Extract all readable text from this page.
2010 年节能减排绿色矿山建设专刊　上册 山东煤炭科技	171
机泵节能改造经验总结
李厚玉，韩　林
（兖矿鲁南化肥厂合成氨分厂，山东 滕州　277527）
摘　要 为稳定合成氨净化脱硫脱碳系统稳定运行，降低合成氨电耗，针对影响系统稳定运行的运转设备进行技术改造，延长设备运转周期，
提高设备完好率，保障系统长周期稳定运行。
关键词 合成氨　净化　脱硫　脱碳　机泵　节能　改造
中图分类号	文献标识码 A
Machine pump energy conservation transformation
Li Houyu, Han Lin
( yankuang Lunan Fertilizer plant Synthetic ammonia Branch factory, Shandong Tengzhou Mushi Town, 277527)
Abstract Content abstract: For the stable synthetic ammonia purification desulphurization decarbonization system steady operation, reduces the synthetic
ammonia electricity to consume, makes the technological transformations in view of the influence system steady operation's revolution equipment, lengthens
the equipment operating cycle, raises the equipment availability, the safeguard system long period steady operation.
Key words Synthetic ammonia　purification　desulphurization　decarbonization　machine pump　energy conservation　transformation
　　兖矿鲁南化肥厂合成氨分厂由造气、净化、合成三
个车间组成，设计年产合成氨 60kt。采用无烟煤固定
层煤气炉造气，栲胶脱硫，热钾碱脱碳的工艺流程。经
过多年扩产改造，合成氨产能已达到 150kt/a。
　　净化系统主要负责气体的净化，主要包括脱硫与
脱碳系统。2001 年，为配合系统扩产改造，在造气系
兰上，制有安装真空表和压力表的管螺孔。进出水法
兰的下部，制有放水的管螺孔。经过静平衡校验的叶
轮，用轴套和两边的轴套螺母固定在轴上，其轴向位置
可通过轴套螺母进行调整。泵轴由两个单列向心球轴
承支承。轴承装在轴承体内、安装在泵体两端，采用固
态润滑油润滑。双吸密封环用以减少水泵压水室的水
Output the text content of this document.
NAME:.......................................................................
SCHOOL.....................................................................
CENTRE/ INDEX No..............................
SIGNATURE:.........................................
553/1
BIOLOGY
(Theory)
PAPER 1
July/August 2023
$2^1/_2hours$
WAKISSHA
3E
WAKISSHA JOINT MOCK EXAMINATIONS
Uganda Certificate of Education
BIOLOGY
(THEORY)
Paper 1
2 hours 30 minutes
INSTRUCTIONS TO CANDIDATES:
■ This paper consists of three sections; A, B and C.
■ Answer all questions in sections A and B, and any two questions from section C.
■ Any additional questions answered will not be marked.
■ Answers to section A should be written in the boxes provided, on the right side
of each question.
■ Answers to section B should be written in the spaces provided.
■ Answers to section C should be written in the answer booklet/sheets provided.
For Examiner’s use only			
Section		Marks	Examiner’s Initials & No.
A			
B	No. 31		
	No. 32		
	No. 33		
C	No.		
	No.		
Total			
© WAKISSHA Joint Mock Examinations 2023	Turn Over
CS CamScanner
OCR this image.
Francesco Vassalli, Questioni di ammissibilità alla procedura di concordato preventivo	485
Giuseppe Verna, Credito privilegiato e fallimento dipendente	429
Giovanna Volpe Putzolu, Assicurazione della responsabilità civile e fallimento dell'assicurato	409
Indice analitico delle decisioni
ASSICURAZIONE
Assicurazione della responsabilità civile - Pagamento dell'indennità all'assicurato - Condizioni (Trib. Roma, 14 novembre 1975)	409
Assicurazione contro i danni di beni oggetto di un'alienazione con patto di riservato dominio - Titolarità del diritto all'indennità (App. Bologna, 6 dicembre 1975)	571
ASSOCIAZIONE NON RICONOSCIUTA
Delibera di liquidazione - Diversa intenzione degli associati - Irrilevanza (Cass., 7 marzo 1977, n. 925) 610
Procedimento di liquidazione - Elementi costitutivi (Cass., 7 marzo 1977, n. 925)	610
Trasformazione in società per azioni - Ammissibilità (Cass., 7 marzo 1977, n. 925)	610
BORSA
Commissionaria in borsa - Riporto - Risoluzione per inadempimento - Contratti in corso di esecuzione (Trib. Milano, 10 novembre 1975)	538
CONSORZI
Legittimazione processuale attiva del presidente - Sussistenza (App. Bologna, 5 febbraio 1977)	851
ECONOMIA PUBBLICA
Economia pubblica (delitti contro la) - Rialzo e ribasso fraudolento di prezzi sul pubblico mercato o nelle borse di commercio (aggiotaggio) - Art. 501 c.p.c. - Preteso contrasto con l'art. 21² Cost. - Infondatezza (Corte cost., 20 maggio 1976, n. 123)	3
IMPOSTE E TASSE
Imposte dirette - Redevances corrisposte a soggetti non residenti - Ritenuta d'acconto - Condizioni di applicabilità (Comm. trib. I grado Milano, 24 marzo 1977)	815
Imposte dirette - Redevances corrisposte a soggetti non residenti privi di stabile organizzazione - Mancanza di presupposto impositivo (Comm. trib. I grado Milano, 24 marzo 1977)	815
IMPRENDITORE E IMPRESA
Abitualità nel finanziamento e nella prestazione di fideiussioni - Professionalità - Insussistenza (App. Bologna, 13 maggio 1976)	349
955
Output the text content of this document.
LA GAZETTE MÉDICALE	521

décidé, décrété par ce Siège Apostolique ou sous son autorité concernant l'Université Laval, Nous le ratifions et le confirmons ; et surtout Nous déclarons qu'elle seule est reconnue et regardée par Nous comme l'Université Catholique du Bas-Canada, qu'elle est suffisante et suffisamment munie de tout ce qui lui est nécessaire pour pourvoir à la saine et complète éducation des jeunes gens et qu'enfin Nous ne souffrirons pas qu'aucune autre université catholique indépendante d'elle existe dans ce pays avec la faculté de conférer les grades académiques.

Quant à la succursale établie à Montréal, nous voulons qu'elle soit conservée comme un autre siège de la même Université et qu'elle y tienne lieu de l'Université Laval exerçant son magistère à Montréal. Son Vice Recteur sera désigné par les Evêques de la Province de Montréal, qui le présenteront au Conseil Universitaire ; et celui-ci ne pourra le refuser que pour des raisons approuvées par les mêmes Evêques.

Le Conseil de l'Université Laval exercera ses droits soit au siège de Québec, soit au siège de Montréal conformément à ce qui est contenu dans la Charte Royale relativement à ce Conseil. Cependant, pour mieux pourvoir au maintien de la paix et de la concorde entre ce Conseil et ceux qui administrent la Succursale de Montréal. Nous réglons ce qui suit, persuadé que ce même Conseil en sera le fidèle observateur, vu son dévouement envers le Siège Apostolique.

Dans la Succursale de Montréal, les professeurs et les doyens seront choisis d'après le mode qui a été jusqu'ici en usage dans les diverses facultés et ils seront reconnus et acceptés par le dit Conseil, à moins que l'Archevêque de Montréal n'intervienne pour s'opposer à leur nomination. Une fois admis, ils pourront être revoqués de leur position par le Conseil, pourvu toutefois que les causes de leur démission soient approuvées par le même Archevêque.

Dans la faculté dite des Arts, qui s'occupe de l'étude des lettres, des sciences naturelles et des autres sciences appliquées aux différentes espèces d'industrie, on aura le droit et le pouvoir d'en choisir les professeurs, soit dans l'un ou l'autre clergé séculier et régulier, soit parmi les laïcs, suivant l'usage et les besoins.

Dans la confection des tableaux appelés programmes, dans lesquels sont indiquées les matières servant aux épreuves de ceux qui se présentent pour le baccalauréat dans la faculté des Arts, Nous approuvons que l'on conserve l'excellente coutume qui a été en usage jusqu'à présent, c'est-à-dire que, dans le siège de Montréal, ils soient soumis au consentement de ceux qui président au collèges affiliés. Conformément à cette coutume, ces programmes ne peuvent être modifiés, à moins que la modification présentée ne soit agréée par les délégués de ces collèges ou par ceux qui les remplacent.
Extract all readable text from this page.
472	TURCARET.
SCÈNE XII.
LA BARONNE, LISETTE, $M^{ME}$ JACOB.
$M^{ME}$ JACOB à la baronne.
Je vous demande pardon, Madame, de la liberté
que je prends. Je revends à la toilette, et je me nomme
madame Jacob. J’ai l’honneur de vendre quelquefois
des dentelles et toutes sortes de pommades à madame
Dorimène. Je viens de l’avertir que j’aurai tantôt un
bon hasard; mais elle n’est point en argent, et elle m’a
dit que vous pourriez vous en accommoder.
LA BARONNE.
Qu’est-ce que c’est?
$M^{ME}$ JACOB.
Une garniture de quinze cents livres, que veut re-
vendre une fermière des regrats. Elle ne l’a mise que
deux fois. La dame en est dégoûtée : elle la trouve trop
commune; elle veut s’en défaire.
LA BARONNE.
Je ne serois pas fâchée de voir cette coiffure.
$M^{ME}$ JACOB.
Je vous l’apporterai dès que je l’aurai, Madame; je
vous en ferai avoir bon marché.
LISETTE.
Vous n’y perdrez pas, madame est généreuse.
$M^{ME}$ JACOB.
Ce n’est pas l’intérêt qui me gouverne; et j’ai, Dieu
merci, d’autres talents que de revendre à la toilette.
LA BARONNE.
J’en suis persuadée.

Request. Show every line of the records above that contains the word "conservation".

Exercise solution.
Machine pump energy conservation transformation
Key words Synthetic ammonia　purification　desulphurization　decarbonization　machine pump　energy conservation　transformation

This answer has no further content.